Request 1:
From the thread on predicting image categories from a test directory, copy word for word the part from "But is there" up to and including "dask array IIRC.".

— START Passage to read —

How are you going about to predict categories of images from a test directory? One option is to use a loop and grab files one by one, but this seems slow. A better idea is to use a generator and them let the files flow through it in batches. In a test directory we don’t have subdirectories (we don’t know the classes), but this method in keras does require you to have subdirectories. As a quick fix, what I do is copy the test folder into a pretest folder, and then point the generator to pretest. And it does work well.
But is there any less hackish way of efficiently calculating a large number of predictions from a directory? (I’m at lesson 4, and having a try at the fisheries competition) I also want to avoid loading everything into an X_test array and feeding it to the model, as I guess that would be less efficient.
Try dask array and dask delayed for processing image -> np array.
For prediction, you don’t need to worry about augmentation (usually).
You can actually run model.predict(X) directly on a dask array IIRC.
That said, it’s a lot easier just to create a subfolder.
import dask.array as da
import numpy as np
from dask.delayed import delayed
from scipy.misc import imread, imresize
from glob import glob
sharks = glob('/data/the-nature-conservancy-fisheries-monitoring/train/SHARK/*')
@delayed
def preproc(fp):
img = imread(fp)
return imresize(arr=img, size=(256,256))
dsets = [da.from_delayed(preproc(fp), shape=(256,256,3), dtype=np.float32) for fp in sharks]
# you can now treat this almost like a normal array
# e.g. In model.predict()
a = da.stack(dsets)
a.shape

— END Passage to read —
— START Data —

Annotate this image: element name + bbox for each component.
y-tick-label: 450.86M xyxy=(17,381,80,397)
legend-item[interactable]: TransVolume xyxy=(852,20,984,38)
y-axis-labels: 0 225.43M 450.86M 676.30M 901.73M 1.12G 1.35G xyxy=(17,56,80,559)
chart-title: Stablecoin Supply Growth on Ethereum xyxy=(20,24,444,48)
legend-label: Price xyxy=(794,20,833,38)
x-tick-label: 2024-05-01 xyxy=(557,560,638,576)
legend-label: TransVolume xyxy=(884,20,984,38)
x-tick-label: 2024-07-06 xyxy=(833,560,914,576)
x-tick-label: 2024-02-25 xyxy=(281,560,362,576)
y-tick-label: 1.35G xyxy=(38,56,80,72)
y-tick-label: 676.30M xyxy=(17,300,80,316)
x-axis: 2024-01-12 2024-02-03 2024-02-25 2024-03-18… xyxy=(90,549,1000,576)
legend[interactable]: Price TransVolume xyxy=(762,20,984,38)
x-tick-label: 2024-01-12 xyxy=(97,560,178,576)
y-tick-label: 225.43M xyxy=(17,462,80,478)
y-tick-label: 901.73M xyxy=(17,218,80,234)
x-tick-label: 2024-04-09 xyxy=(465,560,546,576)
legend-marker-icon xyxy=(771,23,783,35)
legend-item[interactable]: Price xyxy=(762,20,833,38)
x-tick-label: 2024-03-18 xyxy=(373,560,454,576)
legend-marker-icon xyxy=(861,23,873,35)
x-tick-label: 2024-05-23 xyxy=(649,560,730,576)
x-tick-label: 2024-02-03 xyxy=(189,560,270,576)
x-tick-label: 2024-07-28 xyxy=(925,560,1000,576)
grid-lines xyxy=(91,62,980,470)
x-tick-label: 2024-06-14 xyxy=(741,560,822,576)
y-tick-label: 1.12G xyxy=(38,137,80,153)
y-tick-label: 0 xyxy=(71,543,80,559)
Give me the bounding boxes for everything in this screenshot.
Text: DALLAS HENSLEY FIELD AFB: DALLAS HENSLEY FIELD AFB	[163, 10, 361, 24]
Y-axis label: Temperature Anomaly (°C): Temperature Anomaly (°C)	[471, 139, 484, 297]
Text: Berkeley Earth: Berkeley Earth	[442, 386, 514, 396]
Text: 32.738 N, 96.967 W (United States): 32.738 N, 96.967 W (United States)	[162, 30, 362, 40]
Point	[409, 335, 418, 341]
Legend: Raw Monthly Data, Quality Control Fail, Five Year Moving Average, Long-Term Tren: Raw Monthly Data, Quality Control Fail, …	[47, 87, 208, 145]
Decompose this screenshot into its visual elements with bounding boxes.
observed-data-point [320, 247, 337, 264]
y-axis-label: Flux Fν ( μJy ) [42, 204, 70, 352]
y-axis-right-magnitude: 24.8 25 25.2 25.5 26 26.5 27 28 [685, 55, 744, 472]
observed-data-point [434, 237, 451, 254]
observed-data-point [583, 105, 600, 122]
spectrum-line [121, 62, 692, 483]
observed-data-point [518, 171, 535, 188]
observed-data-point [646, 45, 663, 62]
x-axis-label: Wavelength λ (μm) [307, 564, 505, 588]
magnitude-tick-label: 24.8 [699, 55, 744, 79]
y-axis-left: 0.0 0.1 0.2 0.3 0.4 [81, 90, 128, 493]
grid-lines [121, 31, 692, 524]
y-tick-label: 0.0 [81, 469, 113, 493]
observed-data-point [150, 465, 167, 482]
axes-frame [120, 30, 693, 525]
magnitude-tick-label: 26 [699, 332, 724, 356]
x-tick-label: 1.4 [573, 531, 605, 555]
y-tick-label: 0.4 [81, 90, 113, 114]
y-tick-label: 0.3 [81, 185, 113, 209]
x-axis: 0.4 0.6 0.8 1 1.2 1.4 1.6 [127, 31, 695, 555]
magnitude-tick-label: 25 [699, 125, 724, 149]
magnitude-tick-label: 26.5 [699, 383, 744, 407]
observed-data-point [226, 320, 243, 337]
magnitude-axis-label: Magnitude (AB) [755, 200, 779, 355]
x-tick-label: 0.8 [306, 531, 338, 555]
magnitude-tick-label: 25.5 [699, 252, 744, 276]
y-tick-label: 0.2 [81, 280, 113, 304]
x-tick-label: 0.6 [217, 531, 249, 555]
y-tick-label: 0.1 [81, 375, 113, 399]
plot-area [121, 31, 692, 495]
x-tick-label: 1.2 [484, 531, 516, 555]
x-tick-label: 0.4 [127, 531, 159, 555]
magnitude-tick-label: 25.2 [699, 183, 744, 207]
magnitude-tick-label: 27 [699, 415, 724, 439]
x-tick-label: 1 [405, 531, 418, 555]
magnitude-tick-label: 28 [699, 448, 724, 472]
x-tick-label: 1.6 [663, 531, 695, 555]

— END Data —

Request 2:
Quote the entries, from their first line up to and including the line with "legend-label: Price xyxy=(794,20,833,38)", and nothing else.

Worked solution 1:
But is there any less hackish way of efficiently calculating a large number of predictions from a directory? (I’m at lesson 4, and having a try at the fisheries competition) I also want to avoid loading everything into an X_test array and feeding it to the model, as I guess that would be less efficient.
Try dask array and dask delayed for processing image -> np array.
For prediction, you don’t need to worry about augmentation (usually).
You can actually run model.predict(X) directly on a dask array IIRC.

Worked solution 2:
Annotate this image: element name + bbox for each component.
y-tick-label: 450.86M xyxy=(17,381,80,397)
legend-item[interactable]: TransVolume xyxy=(852,20,984,38)
y-axis-labels: 0 225.43M 450.86M 676.30M 901.73M 1.12G 1.35G xyxy=(17,56,80,559)
chart-title: Stablecoin Supply Growth on Ethereum xyxy=(20,24,444,48)
legend-label: Price xyxy=(794,20,833,38)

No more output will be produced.